[Data entries for graphics]
_ _ _ _ _

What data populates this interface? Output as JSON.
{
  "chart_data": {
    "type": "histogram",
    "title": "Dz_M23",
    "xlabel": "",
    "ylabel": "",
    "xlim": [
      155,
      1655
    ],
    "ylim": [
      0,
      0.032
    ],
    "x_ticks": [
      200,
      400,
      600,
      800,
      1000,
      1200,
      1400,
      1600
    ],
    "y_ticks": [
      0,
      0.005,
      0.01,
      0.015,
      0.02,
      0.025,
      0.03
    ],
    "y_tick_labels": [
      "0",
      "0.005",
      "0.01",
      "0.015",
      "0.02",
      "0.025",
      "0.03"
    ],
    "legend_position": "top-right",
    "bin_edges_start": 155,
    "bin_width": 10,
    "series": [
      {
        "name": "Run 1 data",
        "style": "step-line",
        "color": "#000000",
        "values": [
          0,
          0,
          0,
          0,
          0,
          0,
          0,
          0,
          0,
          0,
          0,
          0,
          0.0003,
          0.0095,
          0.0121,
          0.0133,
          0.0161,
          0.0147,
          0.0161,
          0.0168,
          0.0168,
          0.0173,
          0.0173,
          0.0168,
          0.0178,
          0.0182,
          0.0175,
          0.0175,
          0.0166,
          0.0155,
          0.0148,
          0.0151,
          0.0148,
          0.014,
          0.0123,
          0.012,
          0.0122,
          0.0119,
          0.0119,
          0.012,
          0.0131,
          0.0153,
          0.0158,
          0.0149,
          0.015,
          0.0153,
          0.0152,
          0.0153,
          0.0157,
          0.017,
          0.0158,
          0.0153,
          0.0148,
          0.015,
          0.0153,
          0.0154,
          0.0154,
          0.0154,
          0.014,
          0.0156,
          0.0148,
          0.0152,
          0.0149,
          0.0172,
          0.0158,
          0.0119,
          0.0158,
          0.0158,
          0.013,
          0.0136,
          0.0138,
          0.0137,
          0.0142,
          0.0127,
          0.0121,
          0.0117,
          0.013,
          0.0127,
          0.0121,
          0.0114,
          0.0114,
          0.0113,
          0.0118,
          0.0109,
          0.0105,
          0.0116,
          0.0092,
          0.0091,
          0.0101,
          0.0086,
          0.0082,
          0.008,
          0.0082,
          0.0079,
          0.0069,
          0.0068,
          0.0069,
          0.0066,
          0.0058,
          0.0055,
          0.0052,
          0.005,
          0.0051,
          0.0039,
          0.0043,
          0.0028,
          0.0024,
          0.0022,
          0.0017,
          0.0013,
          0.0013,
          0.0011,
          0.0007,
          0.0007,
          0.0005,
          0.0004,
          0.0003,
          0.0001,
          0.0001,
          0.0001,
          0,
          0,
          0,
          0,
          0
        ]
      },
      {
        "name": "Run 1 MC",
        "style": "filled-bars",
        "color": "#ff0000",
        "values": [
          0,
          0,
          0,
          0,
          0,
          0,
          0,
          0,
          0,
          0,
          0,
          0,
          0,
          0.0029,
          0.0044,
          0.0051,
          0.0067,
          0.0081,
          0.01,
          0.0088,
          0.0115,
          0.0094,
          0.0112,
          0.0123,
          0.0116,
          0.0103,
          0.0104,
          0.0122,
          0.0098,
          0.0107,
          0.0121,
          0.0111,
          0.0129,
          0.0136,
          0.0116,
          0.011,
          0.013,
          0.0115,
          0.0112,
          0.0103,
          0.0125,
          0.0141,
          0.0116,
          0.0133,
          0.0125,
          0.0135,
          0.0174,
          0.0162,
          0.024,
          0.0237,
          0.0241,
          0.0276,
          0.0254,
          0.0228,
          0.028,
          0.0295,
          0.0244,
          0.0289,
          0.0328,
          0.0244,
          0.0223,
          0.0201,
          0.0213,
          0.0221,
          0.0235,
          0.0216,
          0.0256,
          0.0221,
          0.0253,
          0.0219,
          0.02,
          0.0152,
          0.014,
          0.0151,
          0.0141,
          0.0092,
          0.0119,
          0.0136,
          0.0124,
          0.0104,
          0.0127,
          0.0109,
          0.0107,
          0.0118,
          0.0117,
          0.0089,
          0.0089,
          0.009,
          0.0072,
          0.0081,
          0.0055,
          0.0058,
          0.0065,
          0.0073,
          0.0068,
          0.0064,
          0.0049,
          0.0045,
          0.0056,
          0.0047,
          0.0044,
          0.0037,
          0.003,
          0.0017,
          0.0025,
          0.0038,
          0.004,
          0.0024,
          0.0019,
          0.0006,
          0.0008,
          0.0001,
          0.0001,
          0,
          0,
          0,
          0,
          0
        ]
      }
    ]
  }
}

_ _ _ _ _

Reproduce all the records precisely.

> _Solved problem_
What data populates this interface? Output as JSON.
{
  "chart_data": {
    "type": "histogram",
    "title": "Dz_M23",
    "xlabel": "",
    "ylabel": "",
    "xlim": [
      155,
      1655
    ],
    "ylim": [
      0,
      0.032
    ],
    "x_ticks": [
      200,
      400,
      600,
      800,
      1000,
      1200,
      1400,
      1600
    ],
    "y_ticks": [
      0,
      0.005,
      0.01,
      0.015,
      0.02,
      0.025,
      0.03
    ],
    "y_tick_labels": [
      "0",
      "0.005",
      "0.01",
      "0.015",
      "0.02",
      "0.025",
      "0.03"
    ],
    "legend_position": "top-right",
    "bin_edges_start": 155,
    "bin_width": 10,
    "series": [
      {
        "name": "Run 1 data",
        "style": "step-line",
        "color": "#000000",
        "values": [
          0,
          0,
          0,
          0,
          0,
          0,
          0,
          0,
          0,
          0,
          0,
          0,
          0.0003,
          0.0095,
          0.0121,
          0.0133,
          0.0161,
          0.0147,
          0.0161,
          0.0168,
          0.0168,
          0.0173,
          0.0173,
          0.0168,
          0.0178,
          0.0182,
          0.0175,
          0.0175,
          0.0166,
          0.0155,
          0.0148,
          0.0151,
          0.0148,
          0.014,
          0.0123,
          0.012,
          0.0122,
          0.0119,
          0.0119,
          0.012,
          0.0131,
          0.0153,
          0.0158,
          0.0149,
          0.015,
          0.0153,
          0.0152,
          0.0153,
          0.0157,
          0.017,
          0.0158,
          0.0153,
          0.0148,
          0.015,
          0.0153,
          0.0154,
          0.0154,
          0.0154,
          0.014,
          0.0156,
          0.0148,
          0.0152,
          0.0149,
          0.0172,
          0.0158,
          0.0119,
          0.0158,
          0.0158,
          0.013,
          0.0136,
          0.0138,
          0.0137,
          0.0142,
          0.0127,
          0.0121,
          0.0117,
          0.013,
          0.0127,
          0.0121,
          0.0114,
          0.0114,
          0.0113,
          0.0118,
          0.0109,
          0.0105,
          0.0116,
          0.0092,
          0.0091,
          0.0101,
          0.0086,
          0.0082,
          0.008,
          0.0082,
          0.0079,
          0.0069,
          0.0068,
          0.0069,
          0.0066,
          0.0058,
          0.0055,
          0.0052,
          0.005,
          0.0051,
          0.0039,
          0.0043,
          0.0028,
          0.0024,
          0.0022,
          0.0017,
          0.0013,
          0.0013,
          0.0011,
          0.0007,
          0.0007,
          0.0005,
          0.0004,
          0.0003,
          0.0001,
          0.0001,
          0.0001,
          0,
          0,
          0,
          0,
          0
        ]
      },
      {
        "name": "Run 1 MC",
        "style": "filled-bars",
        "color": "#ff0000",
        "values": [
          0,
          0,
          0,
          0,
          0,
          0,
          0,
          0,
          0,
          0,
          0,
          0,
          0,
          0.0029,
          0.0044,
          0.0051,
          0.0067,
          0.0081,
          0.01,
          0.0088,
          0.0115,
          0.0094,
          0.0112,
          0.0123,
          0.0116,
          0.0103,
          0.0104,
          0.0122,
          0.0098,
          0.0107,
          0.0121,
          0.0111,
          0.0129,
          0.0136,
          0.0116,
          0.011,
          0.013,
          0.0115,
          0.0112,
          0.0103,
          0.0125,
          0.0141,
          0.0116,
          0.0133,
          0.0125,
          0.0135,
          0.0174,
          0.0162,
          0.024,
          0.0237,
          0.0241,
          0.0276,
          0.0254,
          0.0228,
          0.028,
          0.0295,
          0.0244,
          0.0289,
          0.0328,
          0.0244,
          0.0223,
          0.0201,
          0.0213,
          0.0221,
          0.0235,
          0.0216,
          0.0256,
          0.0221,
          0.0253,
          0.0219,
          0.02,
          0.0152,
          0.014,
          0.0151,
          0.0141,
          0.0092,
          0.0119,
          0.0136,
          0.0124,
          0.0104,
          0.0127,
          0.0109,
          0.0107,
          0.0118,
          0.0117,
          0.0089,
          0.0089,
          0.009,
          0.0072,
          0.0081,
          0.0055,
          0.0058,
          0.0065,
          0.0073,
          0.0068,
          0.0064,
          0.0049,
          0.0045,
          0.0056,
          0.0047,
          0.0044,
          0.0037,
          0.003,
          0.0017,
          0.0025,
          0.0038,
          0.004,
          0.0024,
          0.0019,
          0.0006,
          0.0008,
          0.0001,
          0.0001,
          0,
          0,
          0,
          0,
          0
        ]
      }
    ]
  }
}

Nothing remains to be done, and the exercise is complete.